◆ **WORK REQUIRED**:
Select the lines that hold the word "создавая" and copy each one.

========================================================================

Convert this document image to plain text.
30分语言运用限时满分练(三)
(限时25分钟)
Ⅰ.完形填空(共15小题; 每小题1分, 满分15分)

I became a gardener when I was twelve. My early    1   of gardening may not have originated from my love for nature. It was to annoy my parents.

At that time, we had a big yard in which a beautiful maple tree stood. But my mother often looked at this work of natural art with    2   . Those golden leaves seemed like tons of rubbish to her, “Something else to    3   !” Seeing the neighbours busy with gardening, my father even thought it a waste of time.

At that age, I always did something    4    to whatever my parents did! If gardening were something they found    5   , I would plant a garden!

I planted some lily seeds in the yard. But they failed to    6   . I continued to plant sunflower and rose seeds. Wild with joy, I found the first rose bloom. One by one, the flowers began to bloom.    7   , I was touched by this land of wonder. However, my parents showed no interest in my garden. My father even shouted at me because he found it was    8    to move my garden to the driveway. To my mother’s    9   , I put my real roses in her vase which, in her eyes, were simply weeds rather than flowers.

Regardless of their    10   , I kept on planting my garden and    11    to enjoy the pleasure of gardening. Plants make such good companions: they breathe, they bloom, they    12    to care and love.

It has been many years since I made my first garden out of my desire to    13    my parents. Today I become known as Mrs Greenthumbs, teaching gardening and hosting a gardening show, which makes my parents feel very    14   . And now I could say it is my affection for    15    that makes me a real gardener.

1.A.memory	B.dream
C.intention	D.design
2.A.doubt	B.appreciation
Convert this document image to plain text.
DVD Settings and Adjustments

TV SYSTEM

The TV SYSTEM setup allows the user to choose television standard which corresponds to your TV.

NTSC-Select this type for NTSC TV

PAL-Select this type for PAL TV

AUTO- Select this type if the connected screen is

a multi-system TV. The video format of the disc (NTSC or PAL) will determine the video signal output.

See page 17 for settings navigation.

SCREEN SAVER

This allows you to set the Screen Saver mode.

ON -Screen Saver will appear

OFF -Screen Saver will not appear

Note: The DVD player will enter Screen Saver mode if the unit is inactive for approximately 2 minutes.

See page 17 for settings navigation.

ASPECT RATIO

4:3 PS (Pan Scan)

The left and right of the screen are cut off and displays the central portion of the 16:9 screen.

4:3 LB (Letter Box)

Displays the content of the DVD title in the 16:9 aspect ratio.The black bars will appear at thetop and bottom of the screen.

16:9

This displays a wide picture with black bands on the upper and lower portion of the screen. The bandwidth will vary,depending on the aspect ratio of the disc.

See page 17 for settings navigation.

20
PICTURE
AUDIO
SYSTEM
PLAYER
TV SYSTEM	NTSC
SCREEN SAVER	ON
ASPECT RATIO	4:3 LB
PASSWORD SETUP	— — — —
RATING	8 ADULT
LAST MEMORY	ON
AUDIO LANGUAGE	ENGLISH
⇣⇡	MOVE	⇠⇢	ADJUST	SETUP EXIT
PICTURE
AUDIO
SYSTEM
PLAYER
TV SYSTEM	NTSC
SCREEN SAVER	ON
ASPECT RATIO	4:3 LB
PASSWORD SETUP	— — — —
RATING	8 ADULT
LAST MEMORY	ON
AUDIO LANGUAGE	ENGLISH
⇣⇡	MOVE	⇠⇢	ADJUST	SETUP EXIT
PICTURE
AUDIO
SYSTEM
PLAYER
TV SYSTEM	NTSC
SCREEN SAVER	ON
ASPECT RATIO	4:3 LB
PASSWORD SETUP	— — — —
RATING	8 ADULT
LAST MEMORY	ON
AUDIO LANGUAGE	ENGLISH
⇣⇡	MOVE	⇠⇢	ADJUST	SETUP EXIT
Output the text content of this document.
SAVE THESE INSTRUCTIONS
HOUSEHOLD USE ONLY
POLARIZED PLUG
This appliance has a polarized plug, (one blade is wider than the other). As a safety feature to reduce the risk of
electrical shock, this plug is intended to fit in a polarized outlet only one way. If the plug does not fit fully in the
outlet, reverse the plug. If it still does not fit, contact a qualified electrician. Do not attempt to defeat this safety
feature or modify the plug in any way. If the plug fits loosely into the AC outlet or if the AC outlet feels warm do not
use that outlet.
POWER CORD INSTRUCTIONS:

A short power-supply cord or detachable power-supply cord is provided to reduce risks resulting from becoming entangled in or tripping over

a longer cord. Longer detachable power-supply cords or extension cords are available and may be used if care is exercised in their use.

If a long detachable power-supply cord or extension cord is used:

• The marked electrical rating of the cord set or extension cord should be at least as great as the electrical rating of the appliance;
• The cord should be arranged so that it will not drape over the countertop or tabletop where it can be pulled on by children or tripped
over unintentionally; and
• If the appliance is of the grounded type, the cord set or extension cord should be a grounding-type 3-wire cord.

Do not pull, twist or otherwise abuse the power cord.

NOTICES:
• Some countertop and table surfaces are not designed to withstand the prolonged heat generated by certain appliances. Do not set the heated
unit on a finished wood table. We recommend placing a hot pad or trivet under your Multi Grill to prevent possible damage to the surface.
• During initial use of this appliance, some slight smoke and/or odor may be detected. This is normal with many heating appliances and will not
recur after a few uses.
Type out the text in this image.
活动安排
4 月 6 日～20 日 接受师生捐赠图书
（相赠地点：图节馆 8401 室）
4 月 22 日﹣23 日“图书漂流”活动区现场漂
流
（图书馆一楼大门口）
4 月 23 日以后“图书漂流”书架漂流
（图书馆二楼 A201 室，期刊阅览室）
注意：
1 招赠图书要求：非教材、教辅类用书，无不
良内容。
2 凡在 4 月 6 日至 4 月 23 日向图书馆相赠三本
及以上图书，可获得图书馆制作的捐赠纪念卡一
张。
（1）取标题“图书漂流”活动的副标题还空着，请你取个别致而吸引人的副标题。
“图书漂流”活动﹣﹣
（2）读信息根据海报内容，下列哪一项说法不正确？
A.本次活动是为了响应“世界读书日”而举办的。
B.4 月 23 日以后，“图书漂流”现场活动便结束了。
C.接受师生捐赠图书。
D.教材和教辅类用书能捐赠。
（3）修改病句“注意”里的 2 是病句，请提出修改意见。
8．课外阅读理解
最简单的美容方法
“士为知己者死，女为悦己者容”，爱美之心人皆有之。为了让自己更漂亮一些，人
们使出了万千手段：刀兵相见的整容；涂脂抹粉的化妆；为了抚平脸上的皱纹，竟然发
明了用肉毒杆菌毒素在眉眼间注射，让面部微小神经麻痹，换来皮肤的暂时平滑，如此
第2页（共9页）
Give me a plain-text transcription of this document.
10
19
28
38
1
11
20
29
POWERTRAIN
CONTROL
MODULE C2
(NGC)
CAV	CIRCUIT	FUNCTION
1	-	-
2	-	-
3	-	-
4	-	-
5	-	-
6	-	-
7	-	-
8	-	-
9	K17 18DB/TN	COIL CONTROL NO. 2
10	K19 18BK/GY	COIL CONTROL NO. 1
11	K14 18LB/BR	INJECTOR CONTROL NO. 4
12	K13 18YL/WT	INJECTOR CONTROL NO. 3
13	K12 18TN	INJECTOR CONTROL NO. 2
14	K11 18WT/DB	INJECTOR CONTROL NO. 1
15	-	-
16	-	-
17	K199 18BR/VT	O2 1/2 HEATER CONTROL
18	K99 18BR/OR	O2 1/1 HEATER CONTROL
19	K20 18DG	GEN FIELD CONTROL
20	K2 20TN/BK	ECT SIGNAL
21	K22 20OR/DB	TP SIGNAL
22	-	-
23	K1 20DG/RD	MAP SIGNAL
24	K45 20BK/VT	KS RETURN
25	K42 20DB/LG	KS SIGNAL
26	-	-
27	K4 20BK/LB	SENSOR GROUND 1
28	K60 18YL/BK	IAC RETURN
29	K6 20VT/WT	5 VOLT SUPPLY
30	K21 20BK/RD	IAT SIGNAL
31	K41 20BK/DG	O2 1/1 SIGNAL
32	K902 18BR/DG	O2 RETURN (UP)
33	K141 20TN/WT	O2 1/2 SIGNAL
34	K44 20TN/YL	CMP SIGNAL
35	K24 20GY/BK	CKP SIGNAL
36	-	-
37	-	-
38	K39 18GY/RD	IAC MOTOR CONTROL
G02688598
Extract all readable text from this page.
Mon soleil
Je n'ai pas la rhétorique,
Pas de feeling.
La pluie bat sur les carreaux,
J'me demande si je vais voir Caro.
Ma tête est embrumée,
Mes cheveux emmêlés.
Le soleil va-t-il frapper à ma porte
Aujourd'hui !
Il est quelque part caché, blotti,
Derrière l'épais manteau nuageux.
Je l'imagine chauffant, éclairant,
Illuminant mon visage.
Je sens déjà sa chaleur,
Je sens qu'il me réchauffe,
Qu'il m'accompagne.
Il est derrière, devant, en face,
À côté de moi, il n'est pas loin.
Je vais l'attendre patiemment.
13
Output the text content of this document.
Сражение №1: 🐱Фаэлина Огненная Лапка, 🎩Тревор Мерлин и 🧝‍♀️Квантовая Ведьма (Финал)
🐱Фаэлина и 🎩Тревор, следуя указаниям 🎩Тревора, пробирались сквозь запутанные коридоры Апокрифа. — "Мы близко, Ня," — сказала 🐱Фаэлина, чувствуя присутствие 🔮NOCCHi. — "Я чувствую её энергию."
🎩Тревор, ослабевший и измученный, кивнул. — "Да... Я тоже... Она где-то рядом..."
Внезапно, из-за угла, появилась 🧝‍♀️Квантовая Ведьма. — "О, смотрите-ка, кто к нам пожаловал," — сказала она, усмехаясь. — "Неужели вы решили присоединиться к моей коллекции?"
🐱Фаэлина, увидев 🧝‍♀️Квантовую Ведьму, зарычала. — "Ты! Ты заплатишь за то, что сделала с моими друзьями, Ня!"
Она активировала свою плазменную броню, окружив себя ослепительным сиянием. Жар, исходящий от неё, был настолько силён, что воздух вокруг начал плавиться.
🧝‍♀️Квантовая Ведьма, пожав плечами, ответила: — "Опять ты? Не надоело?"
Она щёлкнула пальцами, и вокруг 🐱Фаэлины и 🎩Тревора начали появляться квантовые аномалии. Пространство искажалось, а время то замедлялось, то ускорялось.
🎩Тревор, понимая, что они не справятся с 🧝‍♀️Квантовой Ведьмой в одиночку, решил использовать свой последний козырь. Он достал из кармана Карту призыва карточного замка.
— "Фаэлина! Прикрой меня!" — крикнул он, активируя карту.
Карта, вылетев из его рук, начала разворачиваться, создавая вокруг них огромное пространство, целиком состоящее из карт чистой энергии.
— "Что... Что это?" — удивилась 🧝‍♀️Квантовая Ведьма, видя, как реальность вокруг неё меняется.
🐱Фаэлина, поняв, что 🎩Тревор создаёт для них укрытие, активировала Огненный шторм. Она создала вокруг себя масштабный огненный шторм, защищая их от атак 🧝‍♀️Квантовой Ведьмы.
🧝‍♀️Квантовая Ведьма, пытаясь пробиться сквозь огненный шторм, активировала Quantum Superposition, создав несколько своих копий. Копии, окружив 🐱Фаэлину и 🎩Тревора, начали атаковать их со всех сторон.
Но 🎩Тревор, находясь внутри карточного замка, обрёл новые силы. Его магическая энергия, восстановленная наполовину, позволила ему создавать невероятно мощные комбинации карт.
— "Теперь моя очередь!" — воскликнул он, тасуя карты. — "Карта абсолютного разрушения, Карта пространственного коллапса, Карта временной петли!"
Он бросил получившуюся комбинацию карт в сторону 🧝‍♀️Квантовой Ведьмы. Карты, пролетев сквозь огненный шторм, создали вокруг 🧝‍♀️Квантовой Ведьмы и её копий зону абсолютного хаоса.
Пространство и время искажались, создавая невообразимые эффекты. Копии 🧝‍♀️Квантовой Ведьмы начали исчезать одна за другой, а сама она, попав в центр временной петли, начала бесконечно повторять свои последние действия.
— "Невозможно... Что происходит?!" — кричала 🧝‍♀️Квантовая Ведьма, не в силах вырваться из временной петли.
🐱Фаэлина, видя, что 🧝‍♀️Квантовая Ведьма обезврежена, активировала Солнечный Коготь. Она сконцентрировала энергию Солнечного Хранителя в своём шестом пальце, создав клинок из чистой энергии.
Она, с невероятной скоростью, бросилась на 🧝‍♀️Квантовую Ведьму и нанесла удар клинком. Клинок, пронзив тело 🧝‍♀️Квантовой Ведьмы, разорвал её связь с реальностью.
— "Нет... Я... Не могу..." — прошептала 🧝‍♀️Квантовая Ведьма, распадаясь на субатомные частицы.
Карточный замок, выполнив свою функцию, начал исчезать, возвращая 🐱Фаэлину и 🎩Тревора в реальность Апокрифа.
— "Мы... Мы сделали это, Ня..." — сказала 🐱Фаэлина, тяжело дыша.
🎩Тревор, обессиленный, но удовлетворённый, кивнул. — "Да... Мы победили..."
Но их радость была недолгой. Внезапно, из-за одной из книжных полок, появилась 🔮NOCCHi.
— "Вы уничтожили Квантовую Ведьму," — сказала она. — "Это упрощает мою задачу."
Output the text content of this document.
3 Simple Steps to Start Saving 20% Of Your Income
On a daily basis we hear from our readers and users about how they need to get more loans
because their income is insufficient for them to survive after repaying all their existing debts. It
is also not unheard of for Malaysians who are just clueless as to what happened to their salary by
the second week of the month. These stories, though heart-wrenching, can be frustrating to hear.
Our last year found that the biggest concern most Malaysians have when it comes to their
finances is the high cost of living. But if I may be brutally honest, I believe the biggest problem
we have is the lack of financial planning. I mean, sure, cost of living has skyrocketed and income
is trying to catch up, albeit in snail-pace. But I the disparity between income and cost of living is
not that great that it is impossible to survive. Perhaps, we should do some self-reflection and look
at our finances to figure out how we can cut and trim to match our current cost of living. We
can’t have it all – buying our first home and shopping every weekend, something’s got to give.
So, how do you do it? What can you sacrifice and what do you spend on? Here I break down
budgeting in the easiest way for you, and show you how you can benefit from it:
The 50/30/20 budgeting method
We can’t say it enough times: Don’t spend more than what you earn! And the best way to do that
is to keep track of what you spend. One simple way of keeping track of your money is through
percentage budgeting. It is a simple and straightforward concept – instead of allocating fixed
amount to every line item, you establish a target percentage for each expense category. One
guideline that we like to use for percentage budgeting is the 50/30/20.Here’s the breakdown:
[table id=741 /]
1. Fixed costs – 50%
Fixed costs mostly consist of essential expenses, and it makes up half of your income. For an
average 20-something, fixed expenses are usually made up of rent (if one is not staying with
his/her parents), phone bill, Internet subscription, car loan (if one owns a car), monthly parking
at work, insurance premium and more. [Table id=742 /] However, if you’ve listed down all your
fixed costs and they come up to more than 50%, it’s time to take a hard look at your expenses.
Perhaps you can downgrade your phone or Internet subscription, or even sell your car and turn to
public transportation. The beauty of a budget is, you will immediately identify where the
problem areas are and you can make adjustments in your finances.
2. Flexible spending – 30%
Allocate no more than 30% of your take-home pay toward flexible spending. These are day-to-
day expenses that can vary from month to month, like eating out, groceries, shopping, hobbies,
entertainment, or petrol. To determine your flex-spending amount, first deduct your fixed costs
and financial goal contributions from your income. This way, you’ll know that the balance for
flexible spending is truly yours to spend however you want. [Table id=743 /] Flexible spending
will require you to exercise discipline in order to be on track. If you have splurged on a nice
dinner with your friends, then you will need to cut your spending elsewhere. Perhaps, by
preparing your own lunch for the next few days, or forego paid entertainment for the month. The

========================================================================

◆ **WRITTEN REPLY**:
Карта, вылетев из его рук, начала разворачиваться, создавая вокруг них огромное пространство, целиком состоящее из карт чистой энергии.
Пространство и время искажались, создавая невообразимые эффекты. Копии 🧝‍♀️Квантовой Ведьмы начали исчезать одна за другой, а сама она, попав в центр временной петли, начала бесконечно повторять свои последние действия.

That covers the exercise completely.